* begin RECORDS *

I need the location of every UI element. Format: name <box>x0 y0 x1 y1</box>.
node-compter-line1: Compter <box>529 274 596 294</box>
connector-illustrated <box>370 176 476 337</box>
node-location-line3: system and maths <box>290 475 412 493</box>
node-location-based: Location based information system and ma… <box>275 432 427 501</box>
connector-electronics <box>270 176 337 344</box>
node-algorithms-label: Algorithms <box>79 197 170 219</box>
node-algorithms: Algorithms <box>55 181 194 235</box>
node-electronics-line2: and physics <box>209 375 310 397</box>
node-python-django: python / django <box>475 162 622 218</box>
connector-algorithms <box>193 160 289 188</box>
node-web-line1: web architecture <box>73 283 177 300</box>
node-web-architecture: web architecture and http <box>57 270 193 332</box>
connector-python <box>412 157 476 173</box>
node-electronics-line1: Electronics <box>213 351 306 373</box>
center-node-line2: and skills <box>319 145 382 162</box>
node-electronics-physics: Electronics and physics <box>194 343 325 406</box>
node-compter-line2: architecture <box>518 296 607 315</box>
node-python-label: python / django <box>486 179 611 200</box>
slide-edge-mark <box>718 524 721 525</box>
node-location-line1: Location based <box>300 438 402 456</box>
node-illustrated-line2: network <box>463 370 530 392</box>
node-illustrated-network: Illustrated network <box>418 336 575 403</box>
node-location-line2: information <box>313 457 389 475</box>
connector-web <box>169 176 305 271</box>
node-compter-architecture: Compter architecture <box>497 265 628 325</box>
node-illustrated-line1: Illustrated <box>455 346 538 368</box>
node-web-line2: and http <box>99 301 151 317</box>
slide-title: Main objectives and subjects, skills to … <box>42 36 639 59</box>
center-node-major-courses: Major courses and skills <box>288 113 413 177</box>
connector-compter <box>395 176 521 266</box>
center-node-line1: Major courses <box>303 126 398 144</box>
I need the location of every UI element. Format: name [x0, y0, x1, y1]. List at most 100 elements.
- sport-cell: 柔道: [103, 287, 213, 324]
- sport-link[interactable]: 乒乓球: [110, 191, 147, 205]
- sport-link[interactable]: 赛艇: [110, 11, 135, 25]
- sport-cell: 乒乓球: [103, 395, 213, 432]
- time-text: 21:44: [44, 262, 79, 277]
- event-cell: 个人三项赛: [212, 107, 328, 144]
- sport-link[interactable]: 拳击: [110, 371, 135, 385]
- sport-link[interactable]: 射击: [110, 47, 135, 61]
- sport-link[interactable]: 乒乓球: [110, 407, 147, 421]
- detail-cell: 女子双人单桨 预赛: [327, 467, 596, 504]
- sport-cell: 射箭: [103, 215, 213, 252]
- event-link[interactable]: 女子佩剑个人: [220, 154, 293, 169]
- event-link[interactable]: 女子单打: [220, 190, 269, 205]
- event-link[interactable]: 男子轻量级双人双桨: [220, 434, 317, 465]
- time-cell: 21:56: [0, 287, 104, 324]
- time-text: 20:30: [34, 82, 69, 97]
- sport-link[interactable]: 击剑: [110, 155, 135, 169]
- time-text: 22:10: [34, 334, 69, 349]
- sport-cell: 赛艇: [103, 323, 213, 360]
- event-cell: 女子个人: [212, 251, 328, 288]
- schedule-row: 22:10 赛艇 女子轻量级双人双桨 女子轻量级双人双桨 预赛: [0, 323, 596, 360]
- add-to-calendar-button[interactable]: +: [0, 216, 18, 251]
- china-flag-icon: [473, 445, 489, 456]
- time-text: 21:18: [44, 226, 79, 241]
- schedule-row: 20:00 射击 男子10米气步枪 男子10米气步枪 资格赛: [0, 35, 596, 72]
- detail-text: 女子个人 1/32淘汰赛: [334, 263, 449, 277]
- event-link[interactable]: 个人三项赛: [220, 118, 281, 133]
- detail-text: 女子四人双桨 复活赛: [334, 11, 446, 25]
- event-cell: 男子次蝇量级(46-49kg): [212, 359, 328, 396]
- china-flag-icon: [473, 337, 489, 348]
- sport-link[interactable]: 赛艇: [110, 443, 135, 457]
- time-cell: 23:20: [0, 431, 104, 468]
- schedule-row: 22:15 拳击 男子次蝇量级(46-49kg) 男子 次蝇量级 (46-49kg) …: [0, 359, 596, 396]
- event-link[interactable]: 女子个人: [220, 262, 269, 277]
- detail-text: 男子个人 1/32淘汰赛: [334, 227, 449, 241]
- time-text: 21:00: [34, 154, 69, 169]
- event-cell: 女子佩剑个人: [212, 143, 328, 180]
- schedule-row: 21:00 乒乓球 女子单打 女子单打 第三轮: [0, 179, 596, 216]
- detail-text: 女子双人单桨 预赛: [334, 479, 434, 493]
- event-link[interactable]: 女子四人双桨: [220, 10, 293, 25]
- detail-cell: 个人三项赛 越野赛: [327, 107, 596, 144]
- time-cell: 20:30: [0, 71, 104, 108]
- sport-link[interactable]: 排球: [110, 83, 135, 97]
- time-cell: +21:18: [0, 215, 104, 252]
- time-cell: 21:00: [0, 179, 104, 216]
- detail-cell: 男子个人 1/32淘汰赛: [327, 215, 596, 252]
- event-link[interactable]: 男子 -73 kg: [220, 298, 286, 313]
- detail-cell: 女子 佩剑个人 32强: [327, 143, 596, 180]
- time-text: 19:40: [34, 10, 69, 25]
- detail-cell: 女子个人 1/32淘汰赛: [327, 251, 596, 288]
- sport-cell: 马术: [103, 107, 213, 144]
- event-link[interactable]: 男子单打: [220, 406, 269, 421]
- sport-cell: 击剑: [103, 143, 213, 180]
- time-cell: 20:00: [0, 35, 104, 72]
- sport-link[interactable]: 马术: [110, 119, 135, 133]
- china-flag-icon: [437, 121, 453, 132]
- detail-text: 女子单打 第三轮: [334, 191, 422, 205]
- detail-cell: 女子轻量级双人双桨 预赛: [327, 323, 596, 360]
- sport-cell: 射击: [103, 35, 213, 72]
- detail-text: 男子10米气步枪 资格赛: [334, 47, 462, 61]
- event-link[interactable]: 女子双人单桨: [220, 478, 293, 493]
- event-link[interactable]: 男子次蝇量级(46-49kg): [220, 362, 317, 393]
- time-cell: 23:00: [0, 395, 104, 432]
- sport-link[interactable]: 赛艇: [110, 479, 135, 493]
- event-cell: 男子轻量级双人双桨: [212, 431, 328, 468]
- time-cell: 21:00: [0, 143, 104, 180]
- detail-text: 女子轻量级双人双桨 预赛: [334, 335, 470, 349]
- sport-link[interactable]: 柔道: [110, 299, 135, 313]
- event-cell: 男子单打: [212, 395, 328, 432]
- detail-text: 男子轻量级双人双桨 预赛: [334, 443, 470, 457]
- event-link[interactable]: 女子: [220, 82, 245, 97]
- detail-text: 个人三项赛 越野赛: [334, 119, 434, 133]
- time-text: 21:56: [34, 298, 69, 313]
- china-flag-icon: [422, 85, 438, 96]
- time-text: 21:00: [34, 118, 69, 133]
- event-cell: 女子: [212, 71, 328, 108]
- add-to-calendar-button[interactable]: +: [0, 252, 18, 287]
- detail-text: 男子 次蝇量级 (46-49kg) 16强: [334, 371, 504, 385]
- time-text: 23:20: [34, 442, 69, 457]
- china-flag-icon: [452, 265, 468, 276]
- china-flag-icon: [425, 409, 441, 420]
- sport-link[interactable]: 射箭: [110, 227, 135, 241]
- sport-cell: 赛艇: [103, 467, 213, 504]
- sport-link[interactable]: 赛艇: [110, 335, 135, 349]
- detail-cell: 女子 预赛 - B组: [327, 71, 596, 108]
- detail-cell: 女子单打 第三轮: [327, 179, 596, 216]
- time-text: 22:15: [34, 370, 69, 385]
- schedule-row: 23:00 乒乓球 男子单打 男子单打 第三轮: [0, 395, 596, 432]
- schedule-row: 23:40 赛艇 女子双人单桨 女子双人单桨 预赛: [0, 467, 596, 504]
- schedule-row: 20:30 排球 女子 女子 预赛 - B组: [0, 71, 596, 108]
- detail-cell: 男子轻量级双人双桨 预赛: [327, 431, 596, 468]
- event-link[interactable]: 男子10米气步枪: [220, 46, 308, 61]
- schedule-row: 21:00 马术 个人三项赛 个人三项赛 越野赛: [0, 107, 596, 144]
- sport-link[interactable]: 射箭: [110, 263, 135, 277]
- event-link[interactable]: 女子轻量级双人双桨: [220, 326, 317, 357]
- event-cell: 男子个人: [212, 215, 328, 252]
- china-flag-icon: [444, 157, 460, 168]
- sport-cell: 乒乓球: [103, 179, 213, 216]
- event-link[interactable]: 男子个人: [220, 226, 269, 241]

* end RECORDS *

▸ **TASK GOAL**: Output the material verbatim, from its first line through the line containing "connector-electronics <box>270 176", inclusive.

▸ **RESULT**:
I need the location of every UI element. Format: name <box>x0 y0 x1 y1</box>.
node-compter-line1: Compter <box>529 274 596 294</box>
connector-illustrated <box>370 176 476 337</box>
node-location-line3: system and maths <box>290 475 412 493</box>
node-location-based: Location based information system and ma… <box>275 432 427 501</box>
connector-electronics <box>270 176 337 344</box>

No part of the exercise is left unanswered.